[Records from a data source]
"""

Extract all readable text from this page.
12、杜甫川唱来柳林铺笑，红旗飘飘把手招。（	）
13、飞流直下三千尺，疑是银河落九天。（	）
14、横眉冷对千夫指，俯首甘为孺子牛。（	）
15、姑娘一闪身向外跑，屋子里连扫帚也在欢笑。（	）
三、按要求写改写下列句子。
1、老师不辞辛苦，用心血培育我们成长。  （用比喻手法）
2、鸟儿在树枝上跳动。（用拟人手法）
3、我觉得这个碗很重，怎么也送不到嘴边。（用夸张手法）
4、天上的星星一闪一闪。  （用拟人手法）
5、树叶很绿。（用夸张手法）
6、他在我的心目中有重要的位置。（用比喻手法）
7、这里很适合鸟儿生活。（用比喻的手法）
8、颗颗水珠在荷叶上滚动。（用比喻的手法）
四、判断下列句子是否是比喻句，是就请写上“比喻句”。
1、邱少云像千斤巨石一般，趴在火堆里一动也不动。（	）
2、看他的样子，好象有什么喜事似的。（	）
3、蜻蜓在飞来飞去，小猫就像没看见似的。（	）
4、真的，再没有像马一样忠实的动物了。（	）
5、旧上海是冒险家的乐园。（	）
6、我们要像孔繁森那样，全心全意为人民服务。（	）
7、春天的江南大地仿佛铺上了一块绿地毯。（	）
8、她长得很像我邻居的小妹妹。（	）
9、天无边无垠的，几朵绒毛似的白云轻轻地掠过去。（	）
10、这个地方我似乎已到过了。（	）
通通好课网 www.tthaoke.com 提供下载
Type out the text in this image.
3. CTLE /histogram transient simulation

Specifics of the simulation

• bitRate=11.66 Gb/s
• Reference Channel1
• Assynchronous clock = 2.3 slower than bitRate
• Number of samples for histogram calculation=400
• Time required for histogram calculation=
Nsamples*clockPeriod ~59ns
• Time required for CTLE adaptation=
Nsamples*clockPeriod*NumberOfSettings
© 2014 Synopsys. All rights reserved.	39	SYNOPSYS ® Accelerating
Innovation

"""

## SET EXERCISE
Output all of the data above without any alteration.

## COMPLETE OUTPUT
Extract all readable text from this page.
12、杜甫川唱来柳林铺笑，红旗飘飘把手招。（	）
13、飞流直下三千尺，疑是银河落九天。（	）
14、横眉冷对千夫指，俯首甘为孺子牛。（	）
15、姑娘一闪身向外跑，屋子里连扫帚也在欢笑。（	）
三、按要求写改写下列句子。
1、老师不辞辛苦，用心血培育我们成长。  （用比喻手法）
2、鸟儿在树枝上跳动。（用拟人手法）
3、我觉得这个碗很重，怎么也送不到嘴边。（用夸张手法）
4、天上的星星一闪一闪。  （用拟人手法）
5、树叶很绿。（用夸张手法）
6、他在我的心目中有重要的位置。（用比喻手法）
7、这里很适合鸟儿生活。（用比喻的手法）
8、颗颗水珠在荷叶上滚动。（用比喻的手法）
四、判断下列句子是否是比喻句，是就请写上“比喻句”。
1、邱少云像千斤巨石一般，趴在火堆里一动也不动。（	）
2、看他的样子，好象有什么喜事似的。（	）
3、蜻蜓在飞来飞去，小猫就像没看见似的。（	）
4、真的，再没有像马一样忠实的动物了。（	）
5、旧上海是冒险家的乐园。（	）
6、我们要像孔繁森那样，全心全意为人民服务。（	）
7、春天的江南大地仿佛铺上了一块绿地毯。（	）
8、她长得很像我邻居的小妹妹。（	）
9、天无边无垠的，几朵绒毛似的白云轻轻地掠过去。（	）
10、这个地方我似乎已到过了。（	）
通通好课网 www.tthaoke.com 提供下载
Type out the text in this image.
3. CTLE /histogram transient simulation

Specifics of the simulation

• bitRate=11.66 Gb/s
• Reference Channel1
• Assynchronous clock = 2.3 slower than bitRate
• Number of samples for histogram calculation=400
• Time required for histogram calculation=
Nsamples*clockPeriod ~59ns
• Time required for CTLE adaptation=
Nsamples*clockPeriod*NumberOfSettings
© 2014 Synopsys. All rights reserved.	39	SYNOPSYS ® Accelerating
Innovation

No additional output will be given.